INSTRUCTIONS TO FOLLOW: Look through the material and tally each line bearing the word "Plan". Give only the total.

[Part of a data file]
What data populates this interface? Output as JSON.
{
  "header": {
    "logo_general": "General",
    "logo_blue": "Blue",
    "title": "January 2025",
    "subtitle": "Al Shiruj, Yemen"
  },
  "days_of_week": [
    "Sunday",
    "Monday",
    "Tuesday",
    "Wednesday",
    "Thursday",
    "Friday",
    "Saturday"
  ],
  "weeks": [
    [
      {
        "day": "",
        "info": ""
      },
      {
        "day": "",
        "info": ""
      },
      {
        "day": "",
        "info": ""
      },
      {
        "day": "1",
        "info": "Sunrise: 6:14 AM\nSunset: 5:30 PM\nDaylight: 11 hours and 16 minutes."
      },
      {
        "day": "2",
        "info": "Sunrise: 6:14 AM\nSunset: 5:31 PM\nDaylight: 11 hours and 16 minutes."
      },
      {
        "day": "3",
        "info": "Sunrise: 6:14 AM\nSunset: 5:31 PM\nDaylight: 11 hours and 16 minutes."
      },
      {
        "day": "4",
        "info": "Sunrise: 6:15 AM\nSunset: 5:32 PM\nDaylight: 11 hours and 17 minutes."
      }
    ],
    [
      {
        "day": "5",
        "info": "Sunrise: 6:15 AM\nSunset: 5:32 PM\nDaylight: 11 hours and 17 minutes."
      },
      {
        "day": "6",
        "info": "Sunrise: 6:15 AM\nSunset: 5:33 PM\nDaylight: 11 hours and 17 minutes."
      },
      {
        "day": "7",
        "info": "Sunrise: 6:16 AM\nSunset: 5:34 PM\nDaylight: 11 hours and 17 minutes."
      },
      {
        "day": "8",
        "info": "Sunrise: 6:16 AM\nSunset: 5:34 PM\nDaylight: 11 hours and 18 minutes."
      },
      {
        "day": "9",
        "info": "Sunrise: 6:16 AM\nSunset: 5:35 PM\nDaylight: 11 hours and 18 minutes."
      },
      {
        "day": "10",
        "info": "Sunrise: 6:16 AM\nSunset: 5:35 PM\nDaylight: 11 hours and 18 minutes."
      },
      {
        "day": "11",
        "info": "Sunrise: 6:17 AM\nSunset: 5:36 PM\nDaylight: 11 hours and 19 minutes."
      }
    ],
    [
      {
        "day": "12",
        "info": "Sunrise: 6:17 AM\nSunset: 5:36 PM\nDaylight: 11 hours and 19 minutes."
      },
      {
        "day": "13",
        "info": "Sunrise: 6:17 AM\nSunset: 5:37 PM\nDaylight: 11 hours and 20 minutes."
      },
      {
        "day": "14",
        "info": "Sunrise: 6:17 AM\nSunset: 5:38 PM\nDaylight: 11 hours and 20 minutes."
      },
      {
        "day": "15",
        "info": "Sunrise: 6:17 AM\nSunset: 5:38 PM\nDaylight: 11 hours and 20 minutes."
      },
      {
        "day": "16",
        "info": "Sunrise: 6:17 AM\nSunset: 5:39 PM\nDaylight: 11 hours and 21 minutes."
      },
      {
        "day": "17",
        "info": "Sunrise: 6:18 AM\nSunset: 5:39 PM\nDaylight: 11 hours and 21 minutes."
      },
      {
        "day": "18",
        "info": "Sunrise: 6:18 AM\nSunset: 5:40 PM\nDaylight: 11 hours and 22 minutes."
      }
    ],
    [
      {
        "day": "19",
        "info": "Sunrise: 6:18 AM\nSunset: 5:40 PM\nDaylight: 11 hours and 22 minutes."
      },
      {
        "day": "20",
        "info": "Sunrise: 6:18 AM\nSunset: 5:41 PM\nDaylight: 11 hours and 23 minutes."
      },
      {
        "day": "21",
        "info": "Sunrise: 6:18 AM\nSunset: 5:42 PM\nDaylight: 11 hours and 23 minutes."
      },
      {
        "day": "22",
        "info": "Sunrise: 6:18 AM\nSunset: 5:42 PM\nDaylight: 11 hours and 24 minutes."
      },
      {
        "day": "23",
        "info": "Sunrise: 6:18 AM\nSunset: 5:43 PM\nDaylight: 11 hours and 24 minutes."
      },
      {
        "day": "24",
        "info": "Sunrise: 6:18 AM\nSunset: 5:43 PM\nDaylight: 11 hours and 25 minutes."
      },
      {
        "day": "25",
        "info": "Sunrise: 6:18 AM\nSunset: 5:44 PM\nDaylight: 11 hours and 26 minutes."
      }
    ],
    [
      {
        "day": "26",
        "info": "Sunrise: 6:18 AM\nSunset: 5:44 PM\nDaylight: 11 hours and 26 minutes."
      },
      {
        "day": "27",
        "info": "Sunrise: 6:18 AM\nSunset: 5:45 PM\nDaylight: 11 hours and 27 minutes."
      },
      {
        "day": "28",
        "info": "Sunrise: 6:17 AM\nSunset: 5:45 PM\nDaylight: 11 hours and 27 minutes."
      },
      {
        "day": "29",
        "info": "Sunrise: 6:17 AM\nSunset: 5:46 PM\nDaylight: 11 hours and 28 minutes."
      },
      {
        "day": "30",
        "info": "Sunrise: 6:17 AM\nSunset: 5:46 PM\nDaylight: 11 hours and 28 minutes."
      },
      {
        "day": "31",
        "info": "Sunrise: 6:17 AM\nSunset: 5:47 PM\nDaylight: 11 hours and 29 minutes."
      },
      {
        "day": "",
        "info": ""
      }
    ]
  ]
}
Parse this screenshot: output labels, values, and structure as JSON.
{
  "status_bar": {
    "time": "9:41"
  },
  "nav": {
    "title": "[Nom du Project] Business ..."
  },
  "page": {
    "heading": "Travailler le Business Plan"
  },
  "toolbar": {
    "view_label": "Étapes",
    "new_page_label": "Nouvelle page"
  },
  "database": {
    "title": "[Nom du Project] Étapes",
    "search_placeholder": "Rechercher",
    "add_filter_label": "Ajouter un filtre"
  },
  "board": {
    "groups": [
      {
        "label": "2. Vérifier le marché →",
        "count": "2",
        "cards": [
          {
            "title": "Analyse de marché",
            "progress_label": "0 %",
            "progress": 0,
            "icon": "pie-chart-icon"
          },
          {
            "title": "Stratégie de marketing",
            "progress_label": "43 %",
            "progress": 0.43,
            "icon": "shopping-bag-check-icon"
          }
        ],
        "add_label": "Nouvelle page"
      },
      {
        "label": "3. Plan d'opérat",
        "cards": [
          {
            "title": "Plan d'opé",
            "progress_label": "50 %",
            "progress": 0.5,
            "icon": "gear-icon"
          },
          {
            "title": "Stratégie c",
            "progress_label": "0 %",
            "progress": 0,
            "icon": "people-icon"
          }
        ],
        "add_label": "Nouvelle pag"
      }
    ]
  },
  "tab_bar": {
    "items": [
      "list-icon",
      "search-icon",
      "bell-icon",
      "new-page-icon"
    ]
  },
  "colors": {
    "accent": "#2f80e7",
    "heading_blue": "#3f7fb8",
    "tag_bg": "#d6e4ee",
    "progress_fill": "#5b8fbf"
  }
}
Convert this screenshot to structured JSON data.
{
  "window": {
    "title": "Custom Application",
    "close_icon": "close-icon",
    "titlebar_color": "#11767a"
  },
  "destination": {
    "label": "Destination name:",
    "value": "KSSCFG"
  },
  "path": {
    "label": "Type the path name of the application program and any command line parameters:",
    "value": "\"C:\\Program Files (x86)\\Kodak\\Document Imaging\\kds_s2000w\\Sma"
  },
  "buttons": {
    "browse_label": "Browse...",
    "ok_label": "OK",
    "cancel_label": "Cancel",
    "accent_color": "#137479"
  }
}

RESPONSE TO THIS EXERCISE: 3